Stored data entries:

——————

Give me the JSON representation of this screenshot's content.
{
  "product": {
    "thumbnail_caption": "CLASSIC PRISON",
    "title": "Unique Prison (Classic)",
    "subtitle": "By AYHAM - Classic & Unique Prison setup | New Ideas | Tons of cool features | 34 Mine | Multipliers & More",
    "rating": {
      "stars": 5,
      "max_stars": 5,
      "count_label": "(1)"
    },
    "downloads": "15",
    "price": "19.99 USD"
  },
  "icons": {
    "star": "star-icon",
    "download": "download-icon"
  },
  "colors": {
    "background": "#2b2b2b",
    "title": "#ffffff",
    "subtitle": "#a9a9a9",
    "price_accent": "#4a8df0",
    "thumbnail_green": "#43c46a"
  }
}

——————

(STATED TASK)
Without leaving anything out, give the entries again exactly.

(SOLVED EXERCISE)
Give me the JSON representation of this screenshot's content.
{
  "product": {
    "thumbnail_caption": "CLASSIC PRISON",
    "title": "Unique Prison (Classic)",
    "subtitle": "By AYHAM - Classic & Unique Prison setup | New Ideas | Tons of cool features | 34 Mine | Multipliers & More",
    "rating": {
      "stars": 5,
      "max_stars": 5,
      "count_label": "(1)"
    },
    "downloads": "15",
    "price": "19.99 USD"
  },
  "icons": {
    "star": "star-icon",
    "download": "download-icon"
  },
  "colors": {
    "background": "#2b2b2b",
    "title": "#ffffff",
    "subtitle": "#a9a9a9",
    "price_accent": "#4a8df0",
    "thumbnail_green": "#43c46a"
  }
}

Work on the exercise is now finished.